=== TASK BRIEF ===
Gather every line in the records below that contains the word "subtitle".

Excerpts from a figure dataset
=======

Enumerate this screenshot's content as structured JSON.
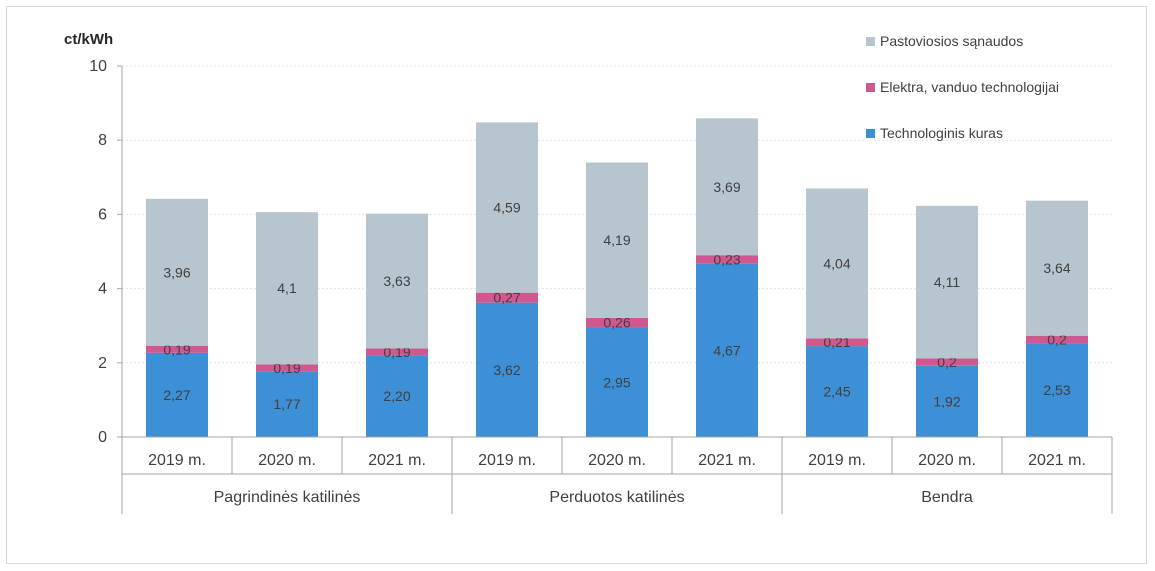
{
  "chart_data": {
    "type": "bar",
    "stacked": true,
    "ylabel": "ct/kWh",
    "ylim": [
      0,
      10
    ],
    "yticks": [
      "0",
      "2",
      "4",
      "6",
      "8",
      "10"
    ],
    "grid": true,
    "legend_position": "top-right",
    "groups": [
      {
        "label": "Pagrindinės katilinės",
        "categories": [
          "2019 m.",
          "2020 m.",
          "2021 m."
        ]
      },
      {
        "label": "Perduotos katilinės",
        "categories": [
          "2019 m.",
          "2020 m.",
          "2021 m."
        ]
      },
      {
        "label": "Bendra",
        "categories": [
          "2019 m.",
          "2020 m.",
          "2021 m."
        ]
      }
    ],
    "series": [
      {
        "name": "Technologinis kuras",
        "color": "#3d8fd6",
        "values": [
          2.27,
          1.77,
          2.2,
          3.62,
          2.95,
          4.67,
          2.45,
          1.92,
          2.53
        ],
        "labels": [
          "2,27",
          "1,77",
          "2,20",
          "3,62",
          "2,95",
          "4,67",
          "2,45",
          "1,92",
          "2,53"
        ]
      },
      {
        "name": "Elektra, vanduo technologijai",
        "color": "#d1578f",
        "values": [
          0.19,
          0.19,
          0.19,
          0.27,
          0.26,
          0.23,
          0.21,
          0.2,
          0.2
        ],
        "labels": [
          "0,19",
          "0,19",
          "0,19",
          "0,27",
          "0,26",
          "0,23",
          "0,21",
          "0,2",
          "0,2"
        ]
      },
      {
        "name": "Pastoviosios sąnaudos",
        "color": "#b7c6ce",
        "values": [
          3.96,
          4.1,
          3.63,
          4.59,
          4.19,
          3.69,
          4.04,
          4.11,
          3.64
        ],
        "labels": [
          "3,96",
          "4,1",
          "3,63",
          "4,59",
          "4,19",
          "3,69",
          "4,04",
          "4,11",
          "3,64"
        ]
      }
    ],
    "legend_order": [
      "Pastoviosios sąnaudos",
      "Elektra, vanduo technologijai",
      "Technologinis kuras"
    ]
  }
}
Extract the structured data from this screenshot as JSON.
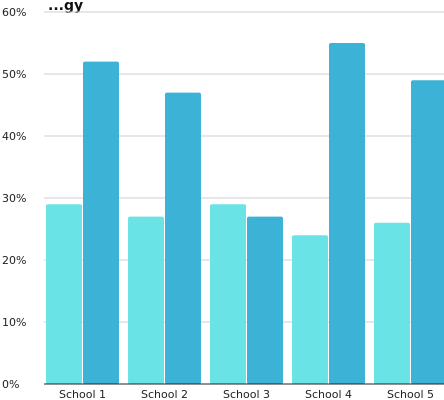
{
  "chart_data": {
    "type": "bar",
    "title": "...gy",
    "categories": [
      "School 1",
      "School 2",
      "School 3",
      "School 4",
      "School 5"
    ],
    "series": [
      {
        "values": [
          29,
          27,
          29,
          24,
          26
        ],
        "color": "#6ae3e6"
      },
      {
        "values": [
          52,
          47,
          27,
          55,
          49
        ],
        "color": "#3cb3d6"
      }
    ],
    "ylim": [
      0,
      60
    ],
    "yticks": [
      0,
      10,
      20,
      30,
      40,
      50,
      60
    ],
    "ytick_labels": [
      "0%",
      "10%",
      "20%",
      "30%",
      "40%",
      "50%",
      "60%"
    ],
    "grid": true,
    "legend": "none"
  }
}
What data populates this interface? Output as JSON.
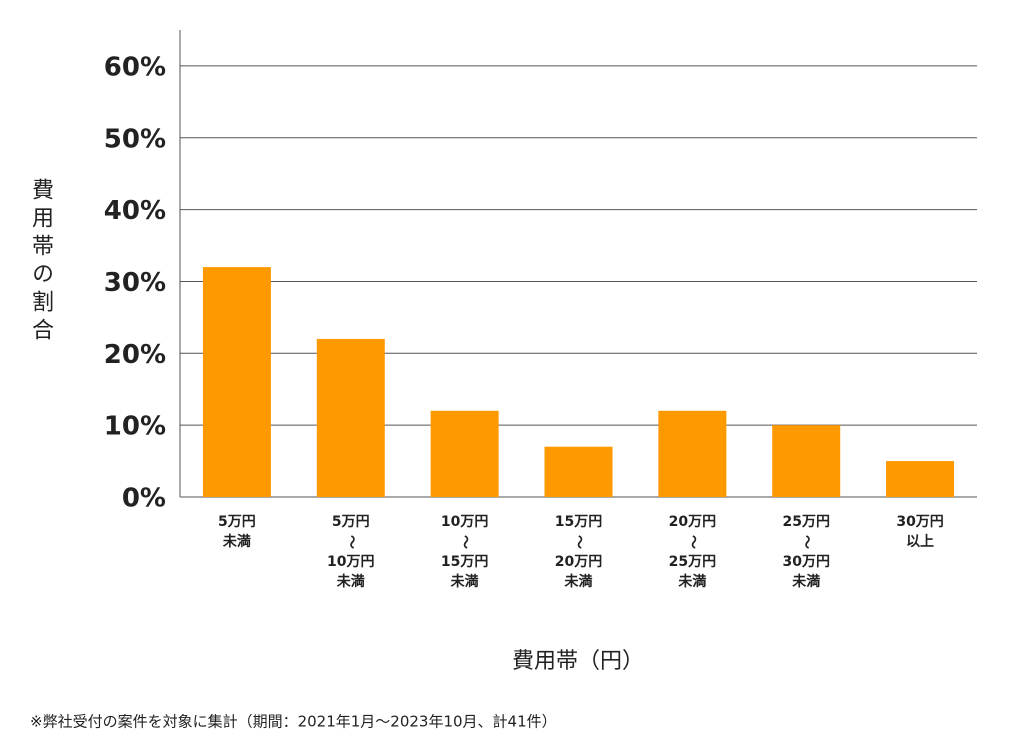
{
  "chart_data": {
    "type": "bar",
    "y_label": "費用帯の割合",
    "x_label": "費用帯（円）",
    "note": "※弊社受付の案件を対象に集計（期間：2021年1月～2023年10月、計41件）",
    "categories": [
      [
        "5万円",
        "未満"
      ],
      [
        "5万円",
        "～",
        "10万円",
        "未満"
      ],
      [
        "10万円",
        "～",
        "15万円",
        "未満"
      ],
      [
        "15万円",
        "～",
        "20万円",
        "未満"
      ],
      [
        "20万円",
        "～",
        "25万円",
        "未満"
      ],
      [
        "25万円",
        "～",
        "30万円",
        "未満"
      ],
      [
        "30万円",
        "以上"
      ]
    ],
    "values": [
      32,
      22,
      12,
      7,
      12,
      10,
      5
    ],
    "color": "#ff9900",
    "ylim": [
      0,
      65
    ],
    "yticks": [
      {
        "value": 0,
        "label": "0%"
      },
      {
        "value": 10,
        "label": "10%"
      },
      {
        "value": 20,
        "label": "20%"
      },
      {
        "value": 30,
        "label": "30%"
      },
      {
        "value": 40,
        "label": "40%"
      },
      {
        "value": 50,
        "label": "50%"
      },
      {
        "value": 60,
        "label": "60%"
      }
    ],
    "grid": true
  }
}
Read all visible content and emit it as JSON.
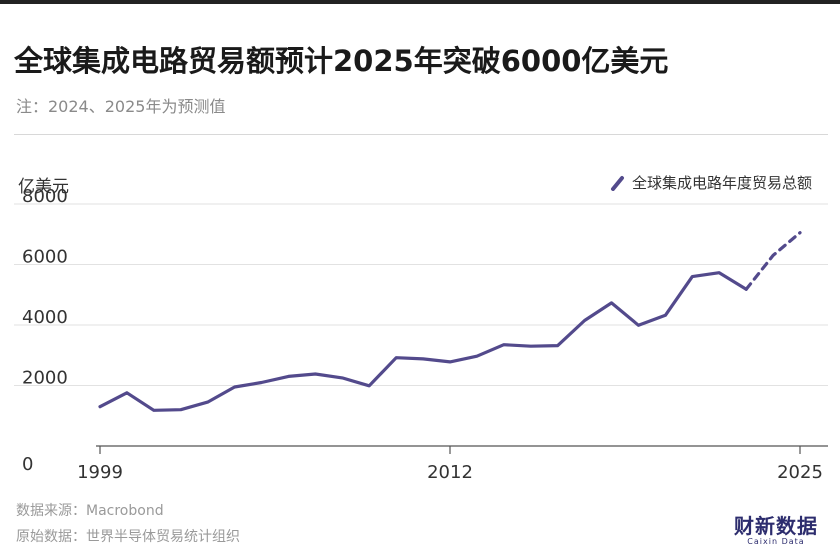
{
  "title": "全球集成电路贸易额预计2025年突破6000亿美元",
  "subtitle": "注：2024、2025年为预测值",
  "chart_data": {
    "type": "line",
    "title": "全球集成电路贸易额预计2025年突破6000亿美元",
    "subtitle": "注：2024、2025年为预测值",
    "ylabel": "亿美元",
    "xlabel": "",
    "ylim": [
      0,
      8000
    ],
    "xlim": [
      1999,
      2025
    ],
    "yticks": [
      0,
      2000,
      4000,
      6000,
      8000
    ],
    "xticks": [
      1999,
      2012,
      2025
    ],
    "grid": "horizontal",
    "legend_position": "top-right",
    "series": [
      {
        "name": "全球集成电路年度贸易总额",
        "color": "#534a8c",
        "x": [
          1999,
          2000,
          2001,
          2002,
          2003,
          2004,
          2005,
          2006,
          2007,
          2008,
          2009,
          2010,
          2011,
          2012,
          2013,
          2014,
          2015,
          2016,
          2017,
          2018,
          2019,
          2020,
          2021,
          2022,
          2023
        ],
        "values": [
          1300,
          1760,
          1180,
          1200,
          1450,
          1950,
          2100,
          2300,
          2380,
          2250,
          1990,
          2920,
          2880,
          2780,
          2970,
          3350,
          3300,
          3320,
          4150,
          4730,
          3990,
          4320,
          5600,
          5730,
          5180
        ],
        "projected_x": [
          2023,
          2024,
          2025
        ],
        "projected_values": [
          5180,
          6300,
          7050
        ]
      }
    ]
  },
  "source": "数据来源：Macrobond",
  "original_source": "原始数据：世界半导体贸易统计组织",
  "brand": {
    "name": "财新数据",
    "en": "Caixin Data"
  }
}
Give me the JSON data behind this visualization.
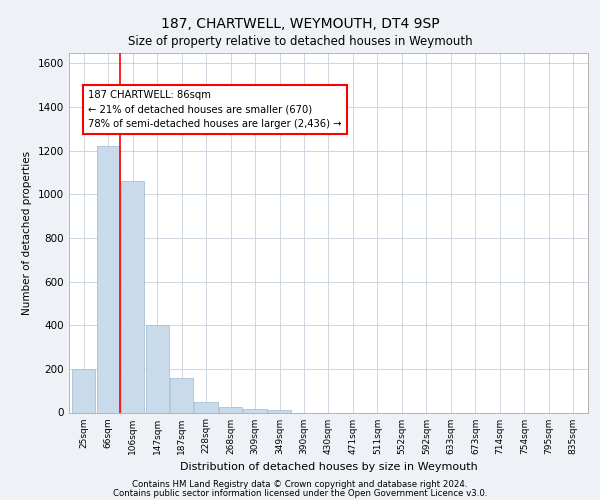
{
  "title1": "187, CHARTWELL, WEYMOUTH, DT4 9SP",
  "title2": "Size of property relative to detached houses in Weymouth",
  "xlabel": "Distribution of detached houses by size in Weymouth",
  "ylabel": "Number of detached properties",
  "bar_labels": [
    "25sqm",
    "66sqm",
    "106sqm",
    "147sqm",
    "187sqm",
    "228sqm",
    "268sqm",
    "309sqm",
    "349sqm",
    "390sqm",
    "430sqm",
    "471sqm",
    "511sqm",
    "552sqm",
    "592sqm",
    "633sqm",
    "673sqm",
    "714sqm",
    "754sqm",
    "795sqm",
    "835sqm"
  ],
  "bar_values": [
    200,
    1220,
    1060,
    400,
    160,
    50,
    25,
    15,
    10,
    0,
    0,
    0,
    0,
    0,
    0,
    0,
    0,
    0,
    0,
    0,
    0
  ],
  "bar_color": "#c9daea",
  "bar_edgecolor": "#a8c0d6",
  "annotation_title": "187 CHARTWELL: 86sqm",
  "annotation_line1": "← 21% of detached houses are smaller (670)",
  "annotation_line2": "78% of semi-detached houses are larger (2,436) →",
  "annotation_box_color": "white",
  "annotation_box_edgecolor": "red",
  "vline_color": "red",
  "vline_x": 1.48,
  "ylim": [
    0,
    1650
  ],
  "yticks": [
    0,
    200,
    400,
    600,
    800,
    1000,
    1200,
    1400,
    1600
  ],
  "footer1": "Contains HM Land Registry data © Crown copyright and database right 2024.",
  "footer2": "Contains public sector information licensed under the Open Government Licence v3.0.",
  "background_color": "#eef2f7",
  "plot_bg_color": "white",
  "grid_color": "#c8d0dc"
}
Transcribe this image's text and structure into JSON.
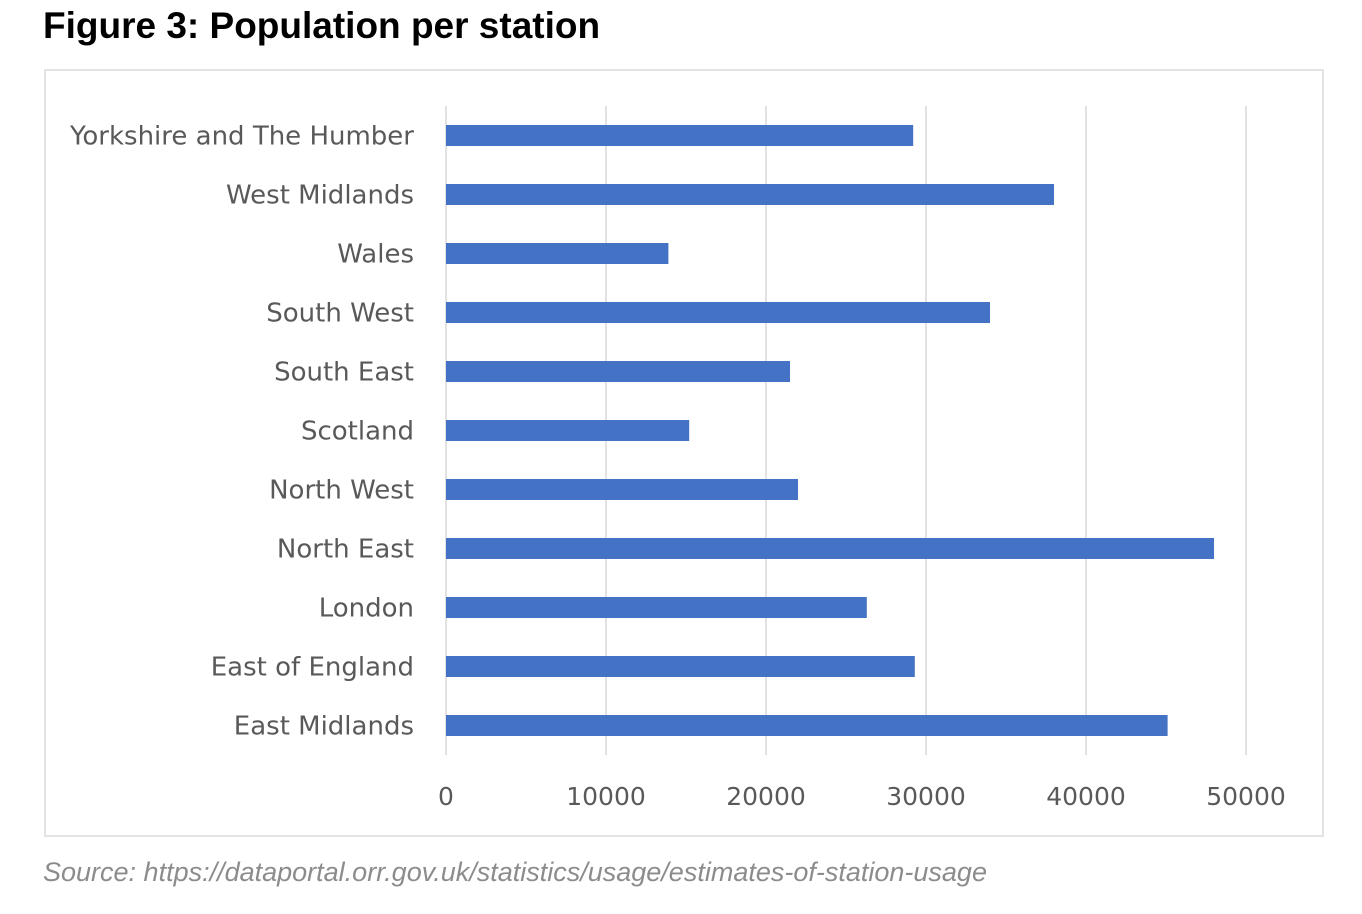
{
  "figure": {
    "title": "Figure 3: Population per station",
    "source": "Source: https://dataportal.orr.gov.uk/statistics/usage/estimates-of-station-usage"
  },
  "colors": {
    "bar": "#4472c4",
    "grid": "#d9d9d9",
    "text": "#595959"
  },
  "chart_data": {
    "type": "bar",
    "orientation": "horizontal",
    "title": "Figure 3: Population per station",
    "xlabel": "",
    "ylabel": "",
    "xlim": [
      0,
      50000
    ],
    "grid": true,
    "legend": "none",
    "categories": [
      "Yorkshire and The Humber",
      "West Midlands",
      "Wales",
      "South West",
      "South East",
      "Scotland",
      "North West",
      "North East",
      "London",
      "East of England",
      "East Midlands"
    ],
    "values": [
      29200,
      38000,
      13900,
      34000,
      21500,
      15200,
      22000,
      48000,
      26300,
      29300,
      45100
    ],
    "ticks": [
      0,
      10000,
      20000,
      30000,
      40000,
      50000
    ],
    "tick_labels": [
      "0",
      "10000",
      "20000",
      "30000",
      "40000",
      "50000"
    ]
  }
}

=======

=== EXERCISE ANSWER ===
  "subtitle": "注：2024、2025年为预测值",
    "subtitle": "注：2024、2025年为预测值",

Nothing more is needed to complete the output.